[Stored entries]
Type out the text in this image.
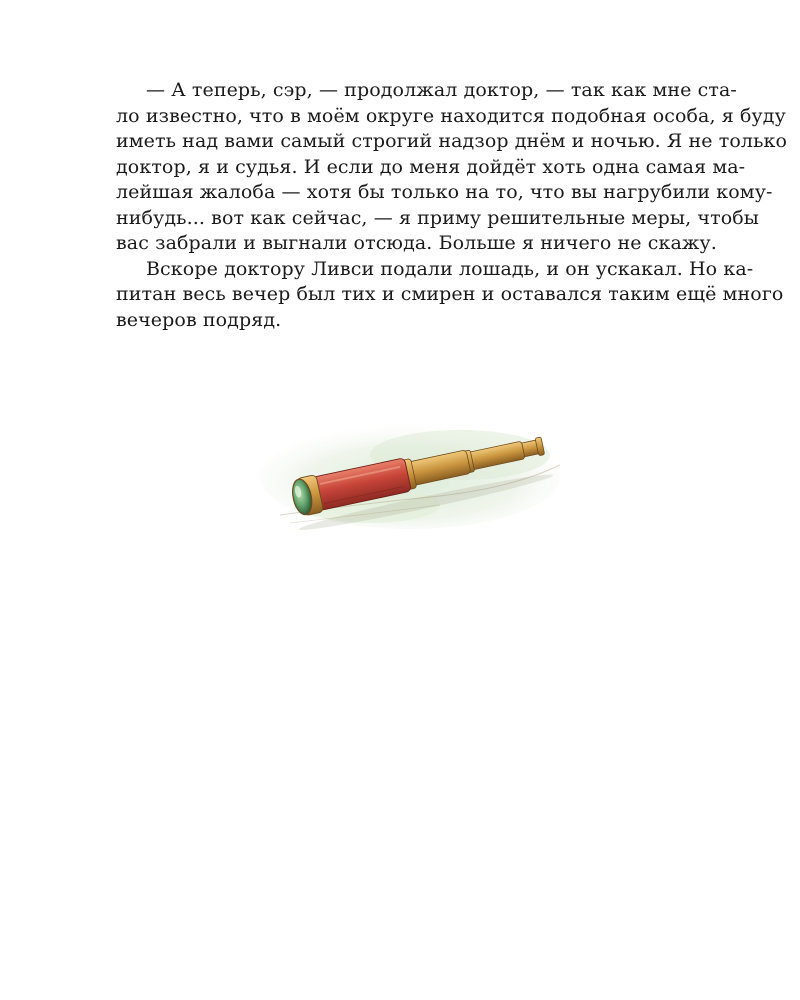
— А теперь, сэр, — продолжал доктор, — так как мне ста-
ло известно, что в моём округе находится подобная особа, я буду
иметь над вами самый строгий надзор днём и ночью. Я не только
доктор, я и судья. И если до меня дойдёт хоть одна самая ма-
лейшая жалоба — хотя бы только на то, что вы нагрубили кому-
нибудь... вот как сейчас, — я приму решительные меры, чтобы
вас забрали и выгнали отсюда. Больше я ничего не скажу.
Вскоре доктору Ливси подали лошадь, и он ускакал. Но ка-
питан весь вечер был тих и смирен и оставался таким ещё много
вечеров подряд.
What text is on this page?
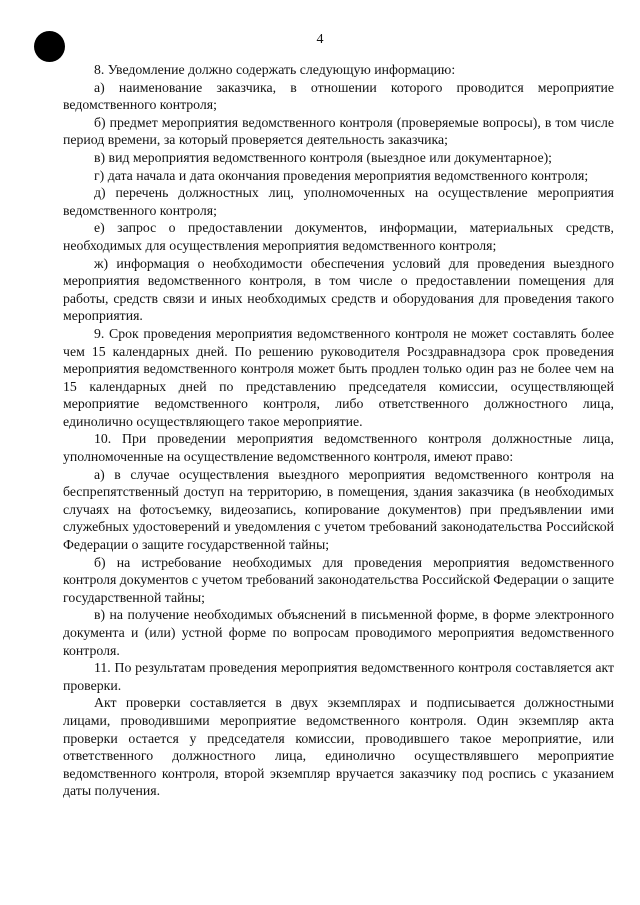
4

8. Уведомление должно содержать следующую информацию:

а) наименование заказчика, в отношении которого проводится мероприятие ведомственного контроля;

б) предмет мероприятия ведомственного контроля (проверяемые вопросы), в том числе период времени, за который проверяется деятельность заказчика;

в) вид мероприятия ведомственного контроля (выездное или документарное);

г) дата начала и дата окончания проведения мероприятия ведомственного контроля;

д) перечень должностных лиц, уполномоченных на осуществление мероприятия ведомственного контроля;

е) запрос о предоставлении документов, информации, материальных средств, необходимых для осуществления мероприятия ведомственного контроля;

ж) информация о необходимости обеспечения условий для проведения выездного мероприятия ведомственного контроля, в том числе о предоставлении помещения для работы, средств связи и иных необходимых средств и оборудования для проведения такого мероприятия.

9. Срок проведения мероприятия ведомственного контроля не может составлять более чем 15 календарных дней. По решению руководителя Росздравнадзора срок проведения мероприятия ведомственного контроля может быть продлен только один раз не более чем на 15 календарных дней по представлению председателя комиссии, осуществляющей мероприятие ведомственного контроля, либо ответственного должностного лица, единолично осуществляющего такое мероприятие.

10. При проведении мероприятия ведомственного контроля должностные лица, уполномоченные на осуществление ведомственного контроля, имеют право:

а) в случае осуществления выездного мероприятия ведомственного контроля на беспрепятственный доступ на территорию, в помещения, здания заказчика (в необходимых случаях на фотосъемку, видеозапись, копирование документов) при предъявлении ими служебных удостоверений и уведомления с учетом требований законодательства Российской Федерации о защите государственной тайны;

б) на истребование необходимых для проведения мероприятия ведомственного контроля документов с учетом требований законодательства Российской Федерации о защите государственной тайны;

в) на получение необходимых объяснений в письменной форме, в форме электронного документа и (или) устной форме по вопросам проводимого мероприятия ведомственного контроля.

11. По результатам проведения мероприятия ведомственного контроля составляется акт проверки.

Акт проверки составляется в двух экземплярах и подписывается должностными лицами, проводившими мероприятие ведомственного контроля. Один экземпляр акта проверки остается у председателя комиссии, проводившего такое мероприятие, или ответственного должностного лица, единолично осуществлявшего мероприятие ведомственного контроля, второй экземпляр вручается заказчику под роспись с указанием даты получения.
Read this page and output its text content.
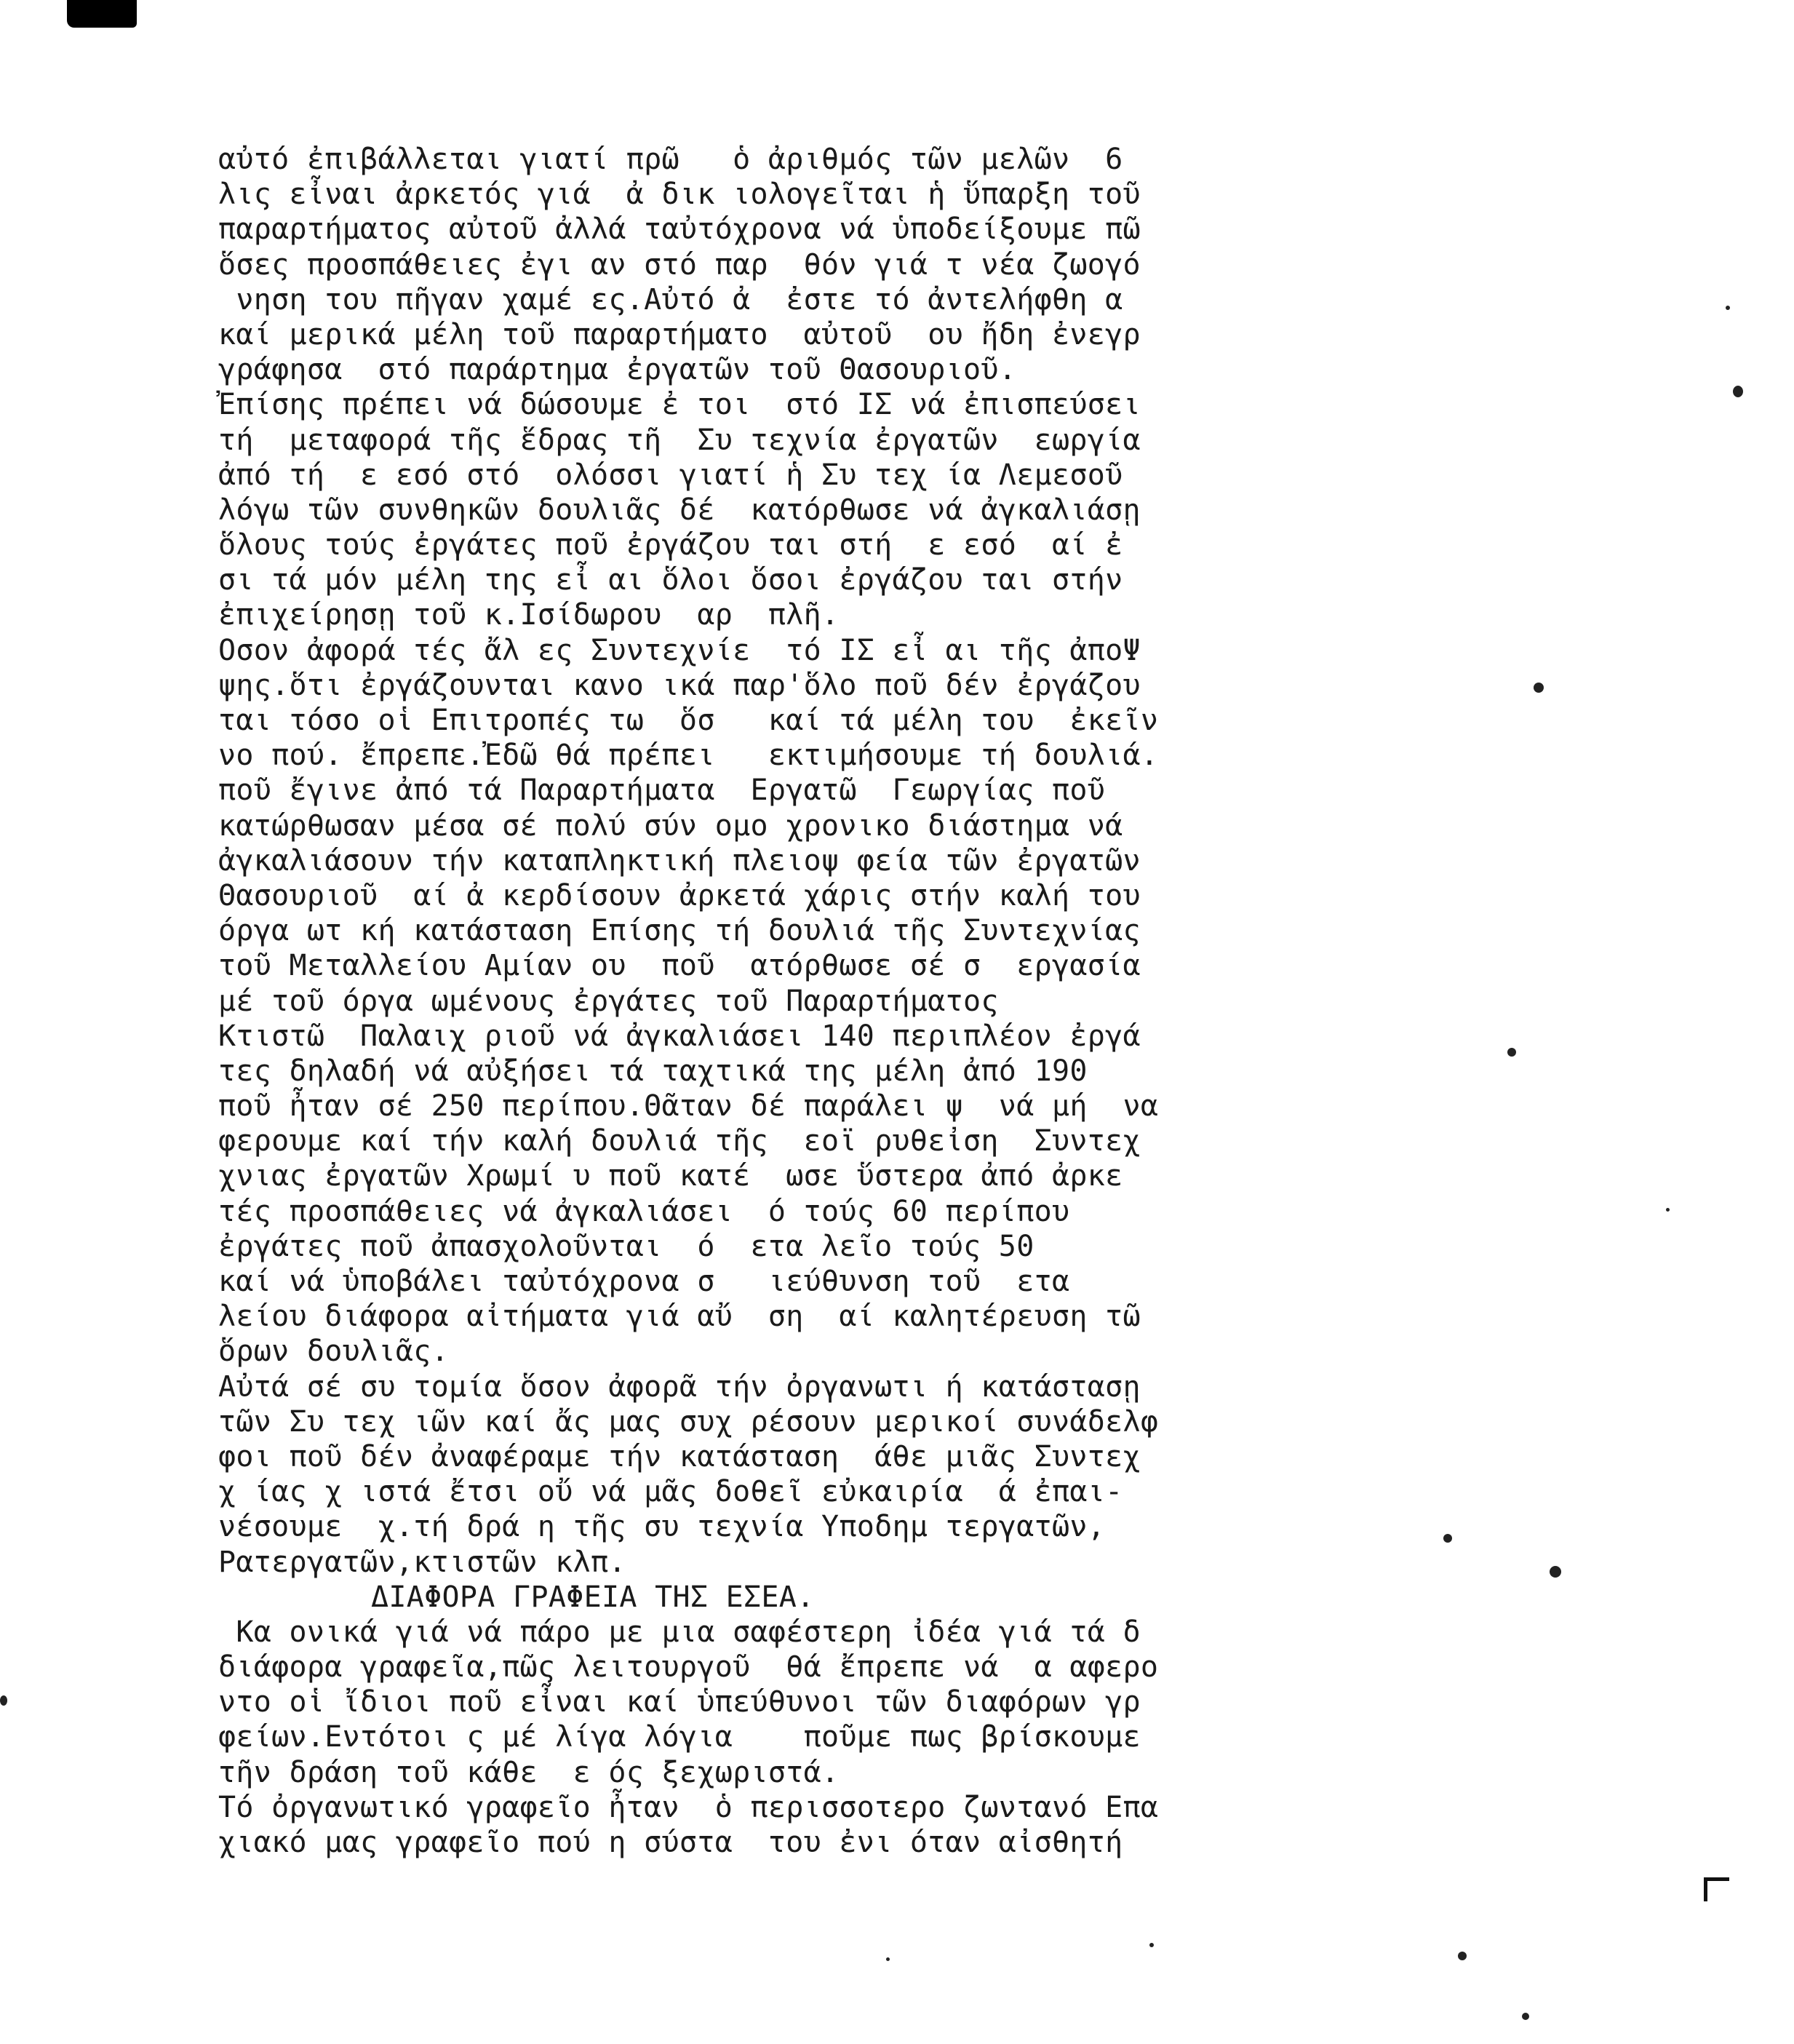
αὐτό ἐπιβάλλεται γιατί πρῶ   ὁ ἀριθμός τῶν μελῶν  6
λις εἶναι ἀρκετός γιά  ἀ δικ ιολογεῖται ἡ ὕπαρξη τοῦ
παραρτήματος αὐτοῦ ἀλλά ταὐτόχρονα νά ὑποδείξουμε πῶ
ὅσες προσπάθειες ἐγι αν στό παρ  θόν γιά τ νέα ζωογό
νηση του πῆγαν χαμέ ες.Αὐτό ἀ  ἐστε τό ἀντελήφθη α
καί μερικά μέλη τοῦ παραρτήματο  αὐτοῦ  ου ἤδη ἐνεγρ
γράφησα  στό παράρτημα ἐργατῶν τοῦ Θασουριοῦ.
Ἐπίσης πρέπει νά δώσουμε ἐ τοι  στό ΙΣ νά ἐπισπεύσει
τή  μεταφορά τῆς ἕδρας τῆ  Συ τεχνία ἐργατῶν  εωργία
ἀπό τή  ε εσό στό  ολόσσι γιατί ἡ Συ τεχ ία Λεμεσοῦ
λόγω τῶν συνθηκῶν δουλιᾶς δέ  κατόρθωσε νά ἀγκαλιάσῃ
ὅλους τούς ἐργάτες ποῦ ἐργάζου ται στή  ε εσό  αί ἐ
σι τά μόν μέλη της εἶ αι ὅλοι ὅσοι ἐργάζου ται στήν
ἐπιχείρησῃ τοῦ κ.Ισίδωρου  αρ  πλῆ.
Οσον ἀφορά τές ἄλ ες Συντεχνίε  τό ΙΣ εἶ αι τῆς ἀποΨ
ψης.ὅτι ἐργάζουνται κανο ικά παρ'ὅλο ποῦ δέν ἐργάζου
ται τόσο οἱ Επιτροπές τω  ὅσ   καί τά μέλη του  ἐκεῖν
νο πού. ἔπρεπε.Ἐδῶ θά πρέπει   εκτιμήσουμε τή δουλιά.
ποῦ ἔγινε ἀπό τά Παραρτήματα  Εργατῶ  Γεωργίας ποῦ
κατώρθωσαν μέσα σέ πολύ σύν ομο χρονικο διάστημα νά
ἀγκαλιάσουν τήν καταπληκτική πλειοψ φεία τῶν ἐργατῶν
Θασουριοῦ  αί ἀ κερδίσουν ἀρκετά χάρις στήν καλή του
όργα ωτ κή κατάσταση Επίσης τή δουλιά τῆς Συντεχνίας
τοῦ Μεταλλείου Αμίαν ου  ποῦ  ατόρθωσε σέ σ  εργασία
μέ τοῦ όργα ωμένους ἐργάτες τοῦ Παραρτήματος
Κτιστῶ  Παλαιχ ριοῦ νά ἀγκαλιάσει 140 περιπλέον ἐργά
τες δηλαδή νά αὐξήσει τά ταχτικά της μέλη ἀπό 190
ποῦ ἦταν σέ 250 περίπου.Θᾶταν δέ παράλει ψ  νά μή  να
φερουμε καί τήν καλή δουλιά τῆς  εοϊ ρυθεἰση  Συντεχ
χνιας ἐργατῶν Χρωμί υ ποῦ κατέ  ωσε ὕστερα ἀπό ἀρκε
τές προσπάθειες νά ἀγκαλιάσει  ό τούς 60 περίπου
ἐργάτες ποῦ ἀπασχολοῦνται  ό  ετα λεῖο τούς 50
καί νά ὑποβάλει ταὐτόχρονα σ   ιεύθυνση τοῦ  ετα
λείου διάφορα αἰτήματα γιά αὔ  ση  αί καλητέρευση τῶ
ὅρων δουλιᾶς.
Αὐτά σέ συ τομία ὅσον ἀφορᾶ τήν ὀργανωτι ή κατάστασῃ
τῶν Συ τεχ ιῶν καί ἄς μας συχ ρέσουν μερικοί συνάδελφ
φοι ποῦ δέν ἀναφέραμε τήν κατάσταση  άθε μιᾶς Συντεχ
χ ίας χ ιστά ἔτσι οὔ νά μᾶς δοθεῖ εὐκαιρία  ά ἐπαι-
νέσουμε  χ.τή δρά η τῆς συ τεχνία Υποδημ τεργατῶν,
Ρατεργατῶν,κτιστῶν κλπ.
ΔΙΑΦΟΡΑ ΓΡΑΦΕΙΑ ΤΗΣ ΕΣΕΑ.
Κα ονικά γιά νά πάρο με μια σαφέστερη ἰδέα γιά τά δ
διάφορα γραφεῖα,πῶς λειτουργοῦ  θά ἔπρεπε νά  α αφερο
ντο οἱ ἴδιοι ποῦ εἶναι καί ὑπεύθυνοι τῶν διαφόρων γρ
φείων.Εντότοι ς μέ λίγα λόγια    ποῦμε πως βρίσκουμε
τῆν δράση τοῦ κάθε  ε ός ξεχωριστά.
Τό ὀργανωτικό γραφεῖο ἦταν  ὁ περισσοτερο ζωντανό Επα
χιακό μας γραφεῖο πού η σύστα  του ἐνι όταν αἰσθητή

WHAT THE TASK REQUIRES
Return to the listing above and set it down exactly, leaving out its pictures.

PROBLEM SOLUTION
Type out the text in this image.
— А теперь, сэр, — продолжал доктор, — так как мне ста-
ло известно, что в моём округе находится подобная особа, я буду
иметь над вами самый строгий надзор днём и ночью. Я не только
доктор, я и судья. И если до меня дойдёт хоть одна самая ма-
лейшая жалоба — хотя бы только на то, что вы нагрубили кому-
нибудь... вот как сейчас, — я приму решительные меры, чтобы
вас забрали и выгнали отсюда. Больше я ничего не скажу.
Вскоре доктору Ливси подали лошадь, и он ускакал. Но ка-
питан весь вечер был тих и смирен и оставался таким ещё много
вечеров подряд.
What text is on this page?
4

8. Уведомление должно содержать следующую информацию:

а) наименование заказчика, в отношении которого проводится мероприятие ведомственного контроля;

б) предмет мероприятия ведомственного контроля (проверяемые вопросы), в том числе период времени, за который проверяется деятельность заказчика;

в) вид мероприятия ведомственного контроля (выездное или документарное);

г) дата начала и дата окончания проведения мероприятия ведомственного контроля;

д) перечень должностных лиц, уполномоченных на осуществление мероприятия ведомственного контроля;

е) запрос о предоставлении документов, информации, материальных средств, необходимых для осуществления мероприятия ведомственного контроля;

ж) информация о необходимости обеспечения условий для проведения выездного мероприятия ведомственного контроля, в том числе о предоставлении помещения для работы, средств связи и иных необходимых средств и оборудования для проведения такого мероприятия.

9. Срок проведения мероприятия ведомственного контроля не может составлять более чем 15 календарных дней. По решению руководителя Росздравнадзора срок проведения мероприятия ведомственного контроля может быть продлен только один раз не более чем на 15 календарных дней по представлению председателя комиссии, осуществляющей мероприятие ведомственного контроля, либо ответственного должностного лица, единолично осуществляющего такое мероприятие.

10. При проведении мероприятия ведомственного контроля должностные лица, уполномоченные на осуществление ведомственного контроля, имеют право:

а) в случае осуществления выездного мероприятия ведомственного контроля на беспрепятственный доступ на территорию, в помещения, здания заказчика (в необходимых случаях на фотосъемку, видеозапись, копирование документов) при предъявлении ими служебных удостоверений и уведомления с учетом требований законодательства Российской Федерации о защите государственной тайны;

б) на истребование необходимых для проведения мероприятия ведомственного контроля документов с учетом требований законодательства Российской Федерации о защите государственной тайны;

в) на получение необходимых объяснений в письменной форме, в форме электронного документа и (или) устной форме по вопросам проводимого мероприятия ведомственного контроля.

11. По результатам проведения мероприятия ведомственного контроля составляется акт проверки.

Акт проверки составляется в двух экземплярах и подписывается должностными лицами, проводившими мероприятие ведомственного контроля. Один экземпляр акта проверки остается у председателя комиссии, проводившего такое мероприятие, или ответственного должностного лица, единолично осуществлявшего мероприятие ведомственного контроля, второй экземпляр вручается заказчику под роспись с указанием даты получения.
Read this page and output its text content.
αὐτό ἐπιβάλλεται γιατί πρῶ   ὁ ἀριθμός τῶν μελῶν  6
λις εἶναι ἀρκετός γιά  ἀ δικ ιολογεῖται ἡ ὕπαρξη τοῦ
παραρτήματος αὐτοῦ ἀλλά ταὐτόχρονα νά ὑποδείξουμε πῶ
ὅσες προσπάθειες ἐγι αν στό παρ  θόν γιά τ νέα ζωογό
νηση του πῆγαν χαμέ ες.Αὐτό ἀ  ἐστε τό ἀντελήφθη α
καί μερικά μέλη τοῦ παραρτήματο  αὐτοῦ  ου ἤδη ἐνεγρ
γράφησα  στό παράρτημα ἐργατῶν τοῦ Θασουριοῦ.
Ἐπίσης πρέπει νά δώσουμε ἐ τοι  στό ΙΣ νά ἐπισπεύσει
τή  μεταφορά τῆς ἕδρας τῆ  Συ τεχνία ἐργατῶν  εωργία
ἀπό τή  ε εσό στό  ολόσσι γιατί ἡ Συ τεχ ία Λεμεσοῦ
λόγω τῶν συνθηκῶν δουλιᾶς δέ  κατόρθωσε νά ἀγκαλιάσῃ
ὅλους τούς ἐργάτες ποῦ ἐργάζου ται στή  ε εσό  αί ἐ
σι τά μόν μέλη της εἶ αι ὅλοι ὅσοι ἐργάζου ται στήν
ἐπιχείρησῃ τοῦ κ.Ισίδωρου  αρ  πλῆ.
Οσον ἀφορά τές ἄλ ες Συντεχνίε  τό ΙΣ εἶ αι τῆς ἀποΨ
ψης.ὅτι ἐργάζουνται κανο ικά παρ'ὅλο ποῦ δέν ἐργάζου
ται τόσο οἱ Επιτροπές τω  ὅσ   καί τά μέλη του  ἐκεῖν
νο πού. ἔπρεπε.Ἐδῶ θά πρέπει   εκτιμήσουμε τή δουλιά.
ποῦ ἔγινε ἀπό τά Παραρτήματα  Εργατῶ  Γεωργίας ποῦ
κατώρθωσαν μέσα σέ πολύ σύν ομο χρονικο διάστημα νά
ἀγκαλιάσουν τήν καταπληκτική πλειοψ φεία τῶν ἐργατῶν
Θασουριοῦ  αί ἀ κερδίσουν ἀρκετά χάρις στήν καλή του
όργα ωτ κή κατάσταση Επίσης τή δουλιά τῆς Συντεχνίας
τοῦ Μεταλλείου Αμίαν ου  ποῦ  ατόρθωσε σέ σ  εργασία
μέ τοῦ όργα ωμένους ἐργάτες τοῦ Παραρτήματος
Κτιστῶ  Παλαιχ ριοῦ νά ἀγκαλιάσει 140 περιπλέον ἐργά
τες δηλαδή νά αὐξήσει τά ταχτικά της μέλη ἀπό 190
ποῦ ἦταν σέ 250 περίπου.Θᾶταν δέ παράλει ψ  νά μή  να
φερουμε καί τήν καλή δουλιά τῆς  εοϊ ρυθεἰση  Συντεχ
χνιας ἐργατῶν Χρωμί υ ποῦ κατέ  ωσε ὕστερα ἀπό ἀρκε
τές προσπάθειες νά ἀγκαλιάσει  ό τούς 60 περίπου
ἐργάτες ποῦ ἀπασχολοῦνται  ό  ετα λεῖο τούς 50
καί νά ὑποβάλει ταὐτόχρονα σ   ιεύθυνση τοῦ  ετα
λείου διάφορα αἰτήματα γιά αὔ  ση  αί καλητέρευση τῶ
ὅρων δουλιᾶς.
Αὐτά σέ συ τομία ὅσον ἀφορᾶ τήν ὀργανωτι ή κατάστασῃ
τῶν Συ τεχ ιῶν καί ἄς μας συχ ρέσουν μερικοί συνάδελφ
φοι ποῦ δέν ἀναφέραμε τήν κατάσταση  άθε μιᾶς Συντεχ
χ ίας χ ιστά ἔτσι οὔ νά μᾶς δοθεῖ εὐκαιρία  ά ἐπαι-
νέσουμε  χ.τή δρά η τῆς συ τεχνία Υποδημ τεργατῶν,
Ρατεργατῶν,κτιστῶν κλπ.
ΔΙΑΦΟΡΑ ΓΡΑΦΕΙΑ ΤΗΣ ΕΣΕΑ.
Κα ονικά γιά νά πάρο με μια σαφέστερη ἰδέα γιά τά δ
διάφορα γραφεῖα,πῶς λειτουργοῦ  θά ἔπρεπε νά  α αφερο
ντο οἱ ἴδιοι ποῦ εἶναι καί ὑπεύθυνοι τῶν διαφόρων γρ
φείων.Εντότοι ς μέ λίγα λόγια    ποῦμε πως βρίσκουμε
τῆν δράση τοῦ κάθε  ε ός ξεχωριστά.
Τό ὀργανωτικό γραφεῖο ἦταν  ὁ περισσοτερο ζωντανό Επα
χιακό μας γραφεῖο πού η σύστα  του ἐνι όταν αἰσθητή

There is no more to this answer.